--- begin ---

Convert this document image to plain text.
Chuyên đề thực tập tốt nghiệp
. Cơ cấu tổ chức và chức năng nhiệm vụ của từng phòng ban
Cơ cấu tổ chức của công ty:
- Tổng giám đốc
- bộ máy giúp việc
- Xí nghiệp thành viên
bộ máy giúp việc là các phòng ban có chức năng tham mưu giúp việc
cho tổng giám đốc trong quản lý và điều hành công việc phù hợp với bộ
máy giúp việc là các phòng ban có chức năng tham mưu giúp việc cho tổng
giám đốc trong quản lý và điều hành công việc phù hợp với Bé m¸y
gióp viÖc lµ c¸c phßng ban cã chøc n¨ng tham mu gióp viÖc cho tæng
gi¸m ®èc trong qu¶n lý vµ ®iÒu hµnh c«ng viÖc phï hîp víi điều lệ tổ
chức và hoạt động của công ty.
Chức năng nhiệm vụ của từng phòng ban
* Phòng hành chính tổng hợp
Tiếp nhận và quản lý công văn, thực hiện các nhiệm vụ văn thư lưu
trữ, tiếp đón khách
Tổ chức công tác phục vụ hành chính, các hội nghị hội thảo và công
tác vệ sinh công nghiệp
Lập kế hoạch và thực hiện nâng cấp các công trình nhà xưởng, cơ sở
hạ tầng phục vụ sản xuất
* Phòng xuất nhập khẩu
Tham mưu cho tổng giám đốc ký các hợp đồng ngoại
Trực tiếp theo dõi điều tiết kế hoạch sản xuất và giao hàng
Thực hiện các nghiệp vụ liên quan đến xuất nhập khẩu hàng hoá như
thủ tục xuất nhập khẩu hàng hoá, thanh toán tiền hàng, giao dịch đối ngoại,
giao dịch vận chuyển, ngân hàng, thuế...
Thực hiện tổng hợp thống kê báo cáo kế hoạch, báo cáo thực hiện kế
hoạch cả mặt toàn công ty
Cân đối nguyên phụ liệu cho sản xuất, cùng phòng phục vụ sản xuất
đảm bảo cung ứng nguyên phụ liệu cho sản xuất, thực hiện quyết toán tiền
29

--- end ---

→ What this task involves:
Find "tiền". Copy every line it occurs in.

→ Task solution:
thủ tục xuất nhập khẩu hàng hoá, thanh toán tiền hàng, giao dịch đối ngoại,
đảm bảo cung ứng nguyên phụ liệu cho sản xuất, thực hiện quyết toán tiền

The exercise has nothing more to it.